(Figure contents as structured data)
--*--
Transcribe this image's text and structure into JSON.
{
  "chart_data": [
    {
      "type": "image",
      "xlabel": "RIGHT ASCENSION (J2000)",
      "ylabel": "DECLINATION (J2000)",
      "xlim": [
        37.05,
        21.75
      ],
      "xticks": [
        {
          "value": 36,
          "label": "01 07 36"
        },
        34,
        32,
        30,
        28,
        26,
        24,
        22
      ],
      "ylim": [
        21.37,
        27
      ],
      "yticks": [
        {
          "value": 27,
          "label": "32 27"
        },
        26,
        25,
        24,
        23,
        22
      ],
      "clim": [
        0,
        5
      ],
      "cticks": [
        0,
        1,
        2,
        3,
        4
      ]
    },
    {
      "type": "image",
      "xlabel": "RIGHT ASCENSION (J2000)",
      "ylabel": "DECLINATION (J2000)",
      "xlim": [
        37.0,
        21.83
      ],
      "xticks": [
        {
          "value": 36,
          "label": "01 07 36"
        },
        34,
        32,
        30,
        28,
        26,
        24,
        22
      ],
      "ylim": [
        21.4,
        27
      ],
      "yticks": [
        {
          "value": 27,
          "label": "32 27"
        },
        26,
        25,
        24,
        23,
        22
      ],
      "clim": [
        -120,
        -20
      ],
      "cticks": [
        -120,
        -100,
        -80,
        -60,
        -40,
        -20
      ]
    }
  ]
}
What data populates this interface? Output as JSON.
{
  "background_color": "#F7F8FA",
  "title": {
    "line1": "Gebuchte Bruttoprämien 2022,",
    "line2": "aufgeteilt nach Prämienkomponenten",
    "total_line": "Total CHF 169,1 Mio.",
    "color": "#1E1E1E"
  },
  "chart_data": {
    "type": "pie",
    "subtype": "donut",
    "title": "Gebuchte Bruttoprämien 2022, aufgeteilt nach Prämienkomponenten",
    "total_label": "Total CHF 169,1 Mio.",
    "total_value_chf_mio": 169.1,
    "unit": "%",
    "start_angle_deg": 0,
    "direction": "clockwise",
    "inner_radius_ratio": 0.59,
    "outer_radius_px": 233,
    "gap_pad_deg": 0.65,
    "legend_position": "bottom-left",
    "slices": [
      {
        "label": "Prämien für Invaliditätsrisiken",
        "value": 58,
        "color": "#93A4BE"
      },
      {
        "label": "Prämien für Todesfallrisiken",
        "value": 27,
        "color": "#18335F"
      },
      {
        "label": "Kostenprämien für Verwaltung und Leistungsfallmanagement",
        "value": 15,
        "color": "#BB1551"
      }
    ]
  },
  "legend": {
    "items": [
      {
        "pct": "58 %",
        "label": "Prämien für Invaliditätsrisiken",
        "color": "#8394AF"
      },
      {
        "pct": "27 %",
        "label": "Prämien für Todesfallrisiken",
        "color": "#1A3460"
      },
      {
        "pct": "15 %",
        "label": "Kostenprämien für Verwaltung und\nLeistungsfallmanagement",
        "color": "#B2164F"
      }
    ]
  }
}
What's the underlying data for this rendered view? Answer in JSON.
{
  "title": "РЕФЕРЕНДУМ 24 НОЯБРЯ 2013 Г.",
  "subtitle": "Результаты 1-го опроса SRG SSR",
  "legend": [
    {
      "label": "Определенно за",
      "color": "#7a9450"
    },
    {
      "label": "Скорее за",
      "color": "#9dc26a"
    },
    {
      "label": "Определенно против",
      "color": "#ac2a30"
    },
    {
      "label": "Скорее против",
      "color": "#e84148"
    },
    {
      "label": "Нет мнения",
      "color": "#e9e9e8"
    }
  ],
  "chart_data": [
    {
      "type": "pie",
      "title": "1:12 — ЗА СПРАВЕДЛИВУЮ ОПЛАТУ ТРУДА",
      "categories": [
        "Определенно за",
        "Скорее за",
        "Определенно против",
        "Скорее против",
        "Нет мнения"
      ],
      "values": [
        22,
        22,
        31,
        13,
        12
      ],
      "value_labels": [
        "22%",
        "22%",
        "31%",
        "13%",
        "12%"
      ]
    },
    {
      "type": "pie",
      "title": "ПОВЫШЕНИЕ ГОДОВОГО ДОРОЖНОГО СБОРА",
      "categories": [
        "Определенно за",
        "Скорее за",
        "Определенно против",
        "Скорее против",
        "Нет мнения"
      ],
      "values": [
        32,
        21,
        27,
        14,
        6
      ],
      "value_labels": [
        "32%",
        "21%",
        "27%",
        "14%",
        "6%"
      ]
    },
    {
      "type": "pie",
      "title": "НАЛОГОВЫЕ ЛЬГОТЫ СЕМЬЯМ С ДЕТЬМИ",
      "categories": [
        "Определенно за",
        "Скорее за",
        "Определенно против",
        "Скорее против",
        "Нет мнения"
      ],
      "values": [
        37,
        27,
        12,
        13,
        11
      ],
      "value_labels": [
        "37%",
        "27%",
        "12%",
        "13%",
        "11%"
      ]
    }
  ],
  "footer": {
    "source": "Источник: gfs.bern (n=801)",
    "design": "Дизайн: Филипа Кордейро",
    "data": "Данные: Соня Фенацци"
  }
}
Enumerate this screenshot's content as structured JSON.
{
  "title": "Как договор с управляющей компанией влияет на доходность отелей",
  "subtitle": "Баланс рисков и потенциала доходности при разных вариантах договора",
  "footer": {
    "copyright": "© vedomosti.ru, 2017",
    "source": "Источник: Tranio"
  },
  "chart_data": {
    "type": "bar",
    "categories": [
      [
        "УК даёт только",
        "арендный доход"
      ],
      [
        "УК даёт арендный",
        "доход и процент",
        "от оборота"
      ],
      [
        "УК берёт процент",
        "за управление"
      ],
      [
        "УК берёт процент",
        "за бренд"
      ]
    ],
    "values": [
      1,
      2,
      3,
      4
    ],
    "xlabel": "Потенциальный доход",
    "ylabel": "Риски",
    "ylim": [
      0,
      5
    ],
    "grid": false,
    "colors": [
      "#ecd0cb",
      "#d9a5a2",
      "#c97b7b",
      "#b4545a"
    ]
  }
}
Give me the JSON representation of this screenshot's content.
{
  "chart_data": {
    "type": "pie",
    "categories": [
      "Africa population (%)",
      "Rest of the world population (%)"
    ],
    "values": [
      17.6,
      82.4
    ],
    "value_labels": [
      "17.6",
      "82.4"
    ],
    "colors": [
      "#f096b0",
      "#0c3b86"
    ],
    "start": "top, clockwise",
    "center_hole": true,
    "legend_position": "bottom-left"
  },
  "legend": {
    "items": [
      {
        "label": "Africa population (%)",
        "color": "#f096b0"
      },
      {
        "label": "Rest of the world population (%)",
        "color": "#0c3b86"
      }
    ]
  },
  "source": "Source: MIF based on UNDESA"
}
--*--
(Description of the task) Write out the whole listing again, exactly as it stands.

(The output)
Transcribe this image's text and structure into JSON.
{
  "chart_data": [
    {
      "type": "image",
      "xlabel": "RIGHT ASCENSION (J2000)",
      "ylabel": "DECLINATION (J2000)",
      "xlim": [
        37.05,
        21.75
      ],
      "xticks": [
        {
          "value": 36,
          "label": "01 07 36"
        },
        34,
        32,
        30,
        28,
        26,
        24,
        22
      ],
      "ylim": [
        21.37,
        27
      ],
      "yticks": [
        {
          "value": 27,
          "label": "32 27"
        },
        26,
        25,
        24,
        23,
        22
      ],
      "clim": [
        0,
        5
      ],
      "cticks": [
        0,
        1,
        2,
        3,
        4
      ]
    },
    {
      "type": "image",
      "xlabel": "RIGHT ASCENSION (J2000)",
      "ylabel": "DECLINATION (J2000)",
      "xlim": [
        37.0,
        21.83
      ],
      "xticks": [
        {
          "value": 36,
          "label": "01 07 36"
        },
        34,
        32,
        30,
        28,
        26,
        24,
        22
      ],
      "ylim": [
        21.4,
        27
      ],
      "yticks": [
        {
          "value": 27,
          "label": "32 27"
        },
        26,
        25,
        24,
        23,
        22
      ],
      "clim": [
        -120,
        -20
      ],
      "cticks": [
        -120,
        -100,
        -80,
        -60,
        -40,
        -20
      ]
    }
  ]
}
What data populates this interface? Output as JSON.
{
  "background_color": "#F7F8FA",
  "title": {
    "line1": "Gebuchte Bruttoprämien 2022,",
    "line2": "aufgeteilt nach Prämienkomponenten",
    "total_line": "Total CHF 169,1 Mio.",
    "color": "#1E1E1E"
  },
  "chart_data": {
    "type": "pie",
    "subtype": "donut",
    "title": "Gebuchte Bruttoprämien 2022, aufgeteilt nach Prämienkomponenten",
    "total_label": "Total CHF 169,1 Mio.",
    "total_value_chf_mio": 169.1,
    "unit": "%",
    "start_angle_deg": 0,
    "direction": "clockwise",
    "inner_radius_ratio": 0.59,
    "outer_radius_px": 233,
    "gap_pad_deg": 0.65,
    "legend_position": "bottom-left",
    "slices": [
      {
        "label": "Prämien für Invaliditätsrisiken",
        "value": 58,
        "color": "#93A4BE"
      },
      {
        "label": "Prämien für Todesfallrisiken",
        "value": 27,
        "color": "#18335F"
      },
      {
        "label": "Kostenprämien für Verwaltung und Leistungsfallmanagement",
        "value": 15,
        "color": "#BB1551"
      }
    ]
  },
  "legend": {
    "items": [
      {
        "pct": "58 %",
        "label": "Prämien für Invaliditätsrisiken",
        "color": "#8394AF"
      },
      {
        "pct": "27 %",
        "label": "Prämien für Todesfallrisiken",
        "color": "#1A3460"
      },
      {
        "pct": "15 %",
        "label": "Kostenprämien für Verwaltung und\nLeistungsfallmanagement",
        "color": "#B2164F"
      }
    ]
  }
}
What's the underlying data for this rendered view? Answer in JSON.
{
  "title": "РЕФЕРЕНДУМ 24 НОЯБРЯ 2013 Г.",
  "subtitle": "Результаты 1-го опроса SRG SSR",
  "legend": [
    {
      "label": "Определенно за",
      "color": "#7a9450"
    },
    {
      "label": "Скорее за",
      "color": "#9dc26a"
    },
    {
      "label": "Определенно против",
      "color": "#ac2a30"
    },
    {
      "label": "Скорее против",
      "color": "#e84148"
    },
    {
      "label": "Нет мнения",
      "color": "#e9e9e8"
    }
  ],
  "chart_data": [
    {
      "type": "pie",
      "title": "1:12 — ЗА СПРАВЕДЛИВУЮ ОПЛАТУ ТРУДА",
      "categories": [
        "Определенно за",
        "Скорее за",
        "Определенно против",
        "Скорее против",
        "Нет мнения"
      ],
      "values": [
        22,
        22,
        31,
        13,
        12
      ],
      "value_labels": [
        "22%",
        "22%",
        "31%",
        "13%",
        "12%"
      ]
    },
    {
      "type": "pie",
      "title": "ПОВЫШЕНИЕ ГОДОВОГО ДОРОЖНОГО СБОРА",
      "categories": [
        "Определенно за",
        "Скорее за",
        "Определенно против",
        "Скорее против",
        "Нет мнения"
      ],
      "values": [
        32,
        21,
        27,
        14,
        6
      ],
      "value_labels": [
        "32%",
        "21%",
        "27%",
        "14%",
        "6%"
      ]
    },
    {
      "type": "pie",
      "title": "НАЛОГОВЫЕ ЛЬГОТЫ СЕМЬЯМ С ДЕТЬМИ",
      "categories": [
        "Определенно за",
        "Скорее за",
        "Определенно против",
        "Скорее против",
        "Нет мнения"
      ],
      "values": [
        37,
        27,
        12,
        13,
        11
      ],
      "value_labels": [
        "37%",
        "27%",
        "12%",
        "13%",
        "11%"
      ]
    }
  ],
  "footer": {
    "source": "Источник: gfs.bern (n=801)",
    "design": "Дизайн: Филипа Кордейро",
    "data": "Данные: Соня Фенацци"
  }
}
Enumerate this screenshot's content as structured JSON.
{
  "title": "Как договор с управляющей компанией влияет на доходность отелей",
  "subtitle": "Баланс рисков и потенциала доходности при разных вариантах договора",
  "footer": {
    "copyright": "© vedomosti.ru, 2017",
    "source": "Источник: Tranio"
  },
  "chart_data": {
    "type": "bar",
    "categories": [
      [
        "УК даёт только",
        "арендный доход"
      ],
      [
        "УК даёт арендный",
        "доход и процент",
        "от оборота"
      ],
      [
        "УК берёт процент",
        "за управление"
      ],
      [
        "УК берёт процент",
        "за бренд"
      ]
    ],
    "values": [
      1,
      2,
      3,
      4
    ],
    "xlabel": "Потенциальный доход",
    "ylabel": "Риски",
    "ylim": [
      0,
      5
    ],
    "grid": false,
    "colors": [
      "#ecd0cb",
      "#d9a5a2",
      "#c97b7b",
      "#b4545a"
    ]
  }
}
Give me the JSON representation of this screenshot's content.
{
  "chart_data": {
    "type": "pie",
    "categories": [
      "Africa population (%)",
      "Rest of the world population (%)"
    ],
    "values": [
      17.6,
      82.4
    ],
    "value_labels": [
      "17.6",
      "82.4"
    ],
    "colors": [
      "#f096b0",
      "#0c3b86"
    ],
    "start": "top, clockwise",
    "center_hole": true,
    "legend_position": "bottom-left"
  },
  "legend": {
    "items": [
      {
        "label": "Africa population (%)",
        "color": "#f096b0"
      },
      {
        "label": "Rest of the world population (%)",
        "color": "#0c3b86"
      }
    ]
  },
  "source": "Source: MIF based on UNDESA"
}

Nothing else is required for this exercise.